§ Provided records:
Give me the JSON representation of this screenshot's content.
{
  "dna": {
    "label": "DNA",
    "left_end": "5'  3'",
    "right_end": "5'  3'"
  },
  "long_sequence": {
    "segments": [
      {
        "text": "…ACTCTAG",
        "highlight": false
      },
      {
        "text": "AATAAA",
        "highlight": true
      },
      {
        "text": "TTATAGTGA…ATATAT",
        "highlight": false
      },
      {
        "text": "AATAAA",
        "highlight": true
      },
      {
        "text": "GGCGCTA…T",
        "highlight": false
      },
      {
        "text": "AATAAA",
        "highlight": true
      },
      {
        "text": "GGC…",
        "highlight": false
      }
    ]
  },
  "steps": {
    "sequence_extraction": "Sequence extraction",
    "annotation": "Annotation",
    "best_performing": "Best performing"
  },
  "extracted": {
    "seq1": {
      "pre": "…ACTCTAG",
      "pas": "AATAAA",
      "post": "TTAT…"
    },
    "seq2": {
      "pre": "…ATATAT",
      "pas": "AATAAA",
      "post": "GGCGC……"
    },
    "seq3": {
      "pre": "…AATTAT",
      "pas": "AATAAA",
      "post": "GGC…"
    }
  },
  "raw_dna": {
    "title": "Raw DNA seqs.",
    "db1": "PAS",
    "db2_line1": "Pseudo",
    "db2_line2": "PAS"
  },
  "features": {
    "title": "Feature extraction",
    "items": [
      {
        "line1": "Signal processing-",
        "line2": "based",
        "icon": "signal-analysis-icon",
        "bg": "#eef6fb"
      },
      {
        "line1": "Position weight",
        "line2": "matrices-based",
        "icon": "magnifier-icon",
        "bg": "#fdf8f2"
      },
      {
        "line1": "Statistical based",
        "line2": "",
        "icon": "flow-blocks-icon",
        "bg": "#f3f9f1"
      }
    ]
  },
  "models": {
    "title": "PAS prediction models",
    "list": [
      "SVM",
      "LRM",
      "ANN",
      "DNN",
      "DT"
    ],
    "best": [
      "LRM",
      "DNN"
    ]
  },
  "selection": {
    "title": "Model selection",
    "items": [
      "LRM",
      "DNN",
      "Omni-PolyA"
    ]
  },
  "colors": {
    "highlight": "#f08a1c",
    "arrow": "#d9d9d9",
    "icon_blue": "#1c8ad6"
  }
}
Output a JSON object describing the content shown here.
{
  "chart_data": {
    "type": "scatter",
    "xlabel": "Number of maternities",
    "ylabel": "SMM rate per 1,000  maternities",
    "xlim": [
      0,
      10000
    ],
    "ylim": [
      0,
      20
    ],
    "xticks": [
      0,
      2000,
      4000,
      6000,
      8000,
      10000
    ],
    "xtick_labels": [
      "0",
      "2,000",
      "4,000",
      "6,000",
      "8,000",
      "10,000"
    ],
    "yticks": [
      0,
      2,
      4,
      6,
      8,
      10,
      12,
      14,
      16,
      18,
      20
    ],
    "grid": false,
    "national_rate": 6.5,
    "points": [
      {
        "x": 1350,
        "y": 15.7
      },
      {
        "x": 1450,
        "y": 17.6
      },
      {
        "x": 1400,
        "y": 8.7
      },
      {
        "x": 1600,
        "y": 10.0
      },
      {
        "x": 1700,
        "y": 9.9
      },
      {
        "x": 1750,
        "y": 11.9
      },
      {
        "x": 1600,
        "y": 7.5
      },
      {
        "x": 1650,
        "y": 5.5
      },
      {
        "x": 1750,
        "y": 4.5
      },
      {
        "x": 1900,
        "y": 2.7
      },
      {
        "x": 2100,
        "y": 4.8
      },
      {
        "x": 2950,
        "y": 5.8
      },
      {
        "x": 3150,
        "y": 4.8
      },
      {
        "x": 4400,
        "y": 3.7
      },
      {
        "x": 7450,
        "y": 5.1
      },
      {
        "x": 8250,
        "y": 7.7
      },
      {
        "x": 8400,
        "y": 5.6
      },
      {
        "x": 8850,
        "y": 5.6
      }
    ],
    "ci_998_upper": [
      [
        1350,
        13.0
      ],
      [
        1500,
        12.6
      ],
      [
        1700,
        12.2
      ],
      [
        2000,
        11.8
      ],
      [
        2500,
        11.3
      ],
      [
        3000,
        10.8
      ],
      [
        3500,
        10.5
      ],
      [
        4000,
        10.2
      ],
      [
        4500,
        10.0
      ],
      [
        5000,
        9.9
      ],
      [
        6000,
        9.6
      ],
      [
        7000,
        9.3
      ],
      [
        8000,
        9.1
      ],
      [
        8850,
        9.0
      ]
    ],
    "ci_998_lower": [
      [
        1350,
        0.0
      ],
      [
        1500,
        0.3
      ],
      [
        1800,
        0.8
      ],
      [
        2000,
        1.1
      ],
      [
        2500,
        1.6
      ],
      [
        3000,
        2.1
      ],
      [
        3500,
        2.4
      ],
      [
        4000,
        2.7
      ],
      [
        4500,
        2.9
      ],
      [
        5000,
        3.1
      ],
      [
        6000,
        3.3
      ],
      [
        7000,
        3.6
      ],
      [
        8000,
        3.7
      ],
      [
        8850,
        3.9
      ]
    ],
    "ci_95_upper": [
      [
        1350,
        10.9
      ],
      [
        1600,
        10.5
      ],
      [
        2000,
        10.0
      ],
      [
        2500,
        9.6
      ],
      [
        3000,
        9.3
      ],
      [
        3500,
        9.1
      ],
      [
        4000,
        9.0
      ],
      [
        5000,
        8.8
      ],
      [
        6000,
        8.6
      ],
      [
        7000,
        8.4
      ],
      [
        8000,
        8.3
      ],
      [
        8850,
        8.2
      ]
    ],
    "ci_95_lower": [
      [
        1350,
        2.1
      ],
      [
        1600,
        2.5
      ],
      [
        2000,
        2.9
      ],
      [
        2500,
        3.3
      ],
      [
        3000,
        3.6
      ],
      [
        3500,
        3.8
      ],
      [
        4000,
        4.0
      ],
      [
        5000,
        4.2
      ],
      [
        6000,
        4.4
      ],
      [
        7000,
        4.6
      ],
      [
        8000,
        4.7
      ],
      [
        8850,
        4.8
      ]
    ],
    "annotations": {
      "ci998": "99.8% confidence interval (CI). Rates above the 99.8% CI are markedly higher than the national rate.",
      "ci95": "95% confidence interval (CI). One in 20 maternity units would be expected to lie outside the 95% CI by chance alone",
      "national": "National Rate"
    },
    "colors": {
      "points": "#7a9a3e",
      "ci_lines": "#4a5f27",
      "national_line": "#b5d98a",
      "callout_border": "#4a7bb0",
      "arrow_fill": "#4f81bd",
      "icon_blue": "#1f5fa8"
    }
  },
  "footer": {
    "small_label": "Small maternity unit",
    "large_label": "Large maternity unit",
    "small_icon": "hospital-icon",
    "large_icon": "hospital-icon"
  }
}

§ Task statement: All of the entries above need to be reproduced exactly.

§ Task result:
Give me the JSON representation of this screenshot's content.
{
  "dna": {
    "label": "DNA",
    "left_end": "5'  3'",
    "right_end": "5'  3'"
  },
  "long_sequence": {
    "segments": [
      {
        "text": "…ACTCTAG",
        "highlight": false
      },
      {
        "text": "AATAAA",
        "highlight": true
      },
      {
        "text": "TTATAGTGA…ATATAT",
        "highlight": false
      },
      {
        "text": "AATAAA",
        "highlight": true
      },
      {
        "text": "GGCGCTA…T",
        "highlight": false
      },
      {
        "text": "AATAAA",
        "highlight": true
      },
      {
        "text": "GGC…",
        "highlight": false
      }
    ]
  },
  "steps": {
    "sequence_extraction": "Sequence extraction",
    "annotation": "Annotation",
    "best_performing": "Best performing"
  },
  "extracted": {
    "seq1": {
      "pre": "…ACTCTAG",
      "pas": "AATAAA",
      "post": "TTAT…"
    },
    "seq2": {
      "pre": "…ATATAT",
      "pas": "AATAAA",
      "post": "GGCGC……"
    },
    "seq3": {
      "pre": "…AATTAT",
      "pas": "AATAAA",
      "post": "GGC…"
    }
  },
  "raw_dna": {
    "title": "Raw DNA seqs.",
    "db1": "PAS",
    "db2_line1": "Pseudo",
    "db2_line2": "PAS"
  },
  "features": {
    "title": "Feature extraction",
    "items": [
      {
        "line1": "Signal processing-",
        "line2": "based",
        "icon": "signal-analysis-icon",
        "bg": "#eef6fb"
      },
      {
        "line1": "Position weight",
        "line2": "matrices-based",
        "icon": "magnifier-icon",
        "bg": "#fdf8f2"
      },
      {
        "line1": "Statistical based",
        "line2": "",
        "icon": "flow-blocks-icon",
        "bg": "#f3f9f1"
      }
    ]
  },
  "models": {
    "title": "PAS prediction models",
    "list": [
      "SVM",
      "LRM",
      "ANN",
      "DNN",
      "DT"
    ],
    "best": [
      "LRM",
      "DNN"
    ]
  },
  "selection": {
    "title": "Model selection",
    "items": [
      "LRM",
      "DNN",
      "Omni-PolyA"
    ]
  },
  "colors": {
    "highlight": "#f08a1c",
    "arrow": "#d9d9d9",
    "icon_blue": "#1c8ad6"
  }
}
Output a JSON object describing the content shown here.
{
  "chart_data": {
    "type": "scatter",
    "xlabel": "Number of maternities",
    "ylabel": "SMM rate per 1,000  maternities",
    "xlim": [
      0,
      10000
    ],
    "ylim": [
      0,
      20
    ],
    "xticks": [
      0,
      2000,
      4000,
      6000,
      8000,
      10000
    ],
    "xtick_labels": [
      "0",
      "2,000",
      "4,000",
      "6,000",
      "8,000",
      "10,000"
    ],
    "yticks": [
      0,
      2,
      4,
      6,
      8,
      10,
      12,
      14,
      16,
      18,
      20
    ],
    "grid": false,
    "national_rate": 6.5,
    "points": [
      {
        "x": 1350,
        "y": 15.7
      },
      {
        "x": 1450,
        "y": 17.6
      },
      {
        "x": 1400,
        "y": 8.7
      },
      {
        "x": 1600,
        "y": 10.0
      },
      {
        "x": 1700,
        "y": 9.9
      },
      {
        "x": 1750,
        "y": 11.9
      },
      {
        "x": 1600,
        "y": 7.5
      },
      {
        "x": 1650,
        "y": 5.5
      },
      {
        "x": 1750,
        "y": 4.5
      },
      {
        "x": 1900,
        "y": 2.7
      },
      {
        "x": 2100,
        "y": 4.8
      },
      {
        "x": 2950,
        "y": 5.8
      },
      {
        "x": 3150,
        "y": 4.8
      },
      {
        "x": 4400,
        "y": 3.7
      },
      {
        "x": 7450,
        "y": 5.1
      },
      {
        "x": 8250,
        "y": 7.7
      },
      {
        "x": 8400,
        "y": 5.6
      },
      {
        "x": 8850,
        "y": 5.6
      }
    ],
    "ci_998_upper": [
      [
        1350,
        13.0
      ],
      [
        1500,
        12.6
      ],
      [
        1700,
        12.2
      ],
      [
        2000,
        11.8
      ],
      [
        2500,
        11.3
      ],
      [
        3000,
        10.8
      ],
      [
        3500,
        10.5
      ],
      [
        4000,
        10.2
      ],
      [
        4500,
        10.0
      ],
      [
        5000,
        9.9
      ],
      [
        6000,
        9.6
      ],
      [
        7000,
        9.3
      ],
      [
        8000,
        9.1
      ],
      [
        8850,
        9.0
      ]
    ],
    "ci_998_lower": [
      [
        1350,
        0.0
      ],
      [
        1500,
        0.3
      ],
      [
        1800,
        0.8
      ],
      [
        2000,
        1.1
      ],
      [
        2500,
        1.6
      ],
      [
        3000,
        2.1
      ],
      [
        3500,
        2.4
      ],
      [
        4000,
        2.7
      ],
      [
        4500,
        2.9
      ],
      [
        5000,
        3.1
      ],
      [
        6000,
        3.3
      ],
      [
        7000,
        3.6
      ],
      [
        8000,
        3.7
      ],
      [
        8850,
        3.9
      ]
    ],
    "ci_95_upper": [
      [
        1350,
        10.9
      ],
      [
        1600,
        10.5
      ],
      [
        2000,
        10.0
      ],
      [
        2500,
        9.6
      ],
      [
        3000,
        9.3
      ],
      [
        3500,
        9.1
      ],
      [
        4000,
        9.0
      ],
      [
        5000,
        8.8
      ],
      [
        6000,
        8.6
      ],
      [
        7000,
        8.4
      ],
      [
        8000,
        8.3
      ],
      [
        8850,
        8.2
      ]
    ],
    "ci_95_lower": [
      [
        1350,
        2.1
      ],
      [
        1600,
        2.5
      ],
      [
        2000,
        2.9
      ],
      [
        2500,
        3.3
      ],
      [
        3000,
        3.6
      ],
      [
        3500,
        3.8
      ],
      [
        4000,
        4.0
      ],
      [
        5000,
        4.2
      ],
      [
        6000,
        4.4
      ],
      [
        7000,
        4.6
      ],
      [
        8000,
        4.7
      ],
      [
        8850,
        4.8
      ]
    ],
    "annotations": {
      "ci998": "99.8% confidence interval (CI). Rates above the 99.8% CI are markedly higher than the national rate.",
      "ci95": "95% confidence interval (CI). One in 20 maternity units would be expected to lie outside the 95% CI by chance alone",
      "national": "National Rate"
    },
    "colors": {
      "points": "#7a9a3e",
      "ci_lines": "#4a5f27",
      "national_line": "#b5d98a",
      "callout_border": "#4a7bb0",
      "arrow_fill": "#4f81bd",
      "icon_blue": "#1f5fa8"
    }
  },
  "footer": {
    "small_label": "Small maternity unit",
    "large_label": "Large maternity unit",
    "small_icon": "hospital-icon",
    "large_icon": "hospital-icon"
  }
}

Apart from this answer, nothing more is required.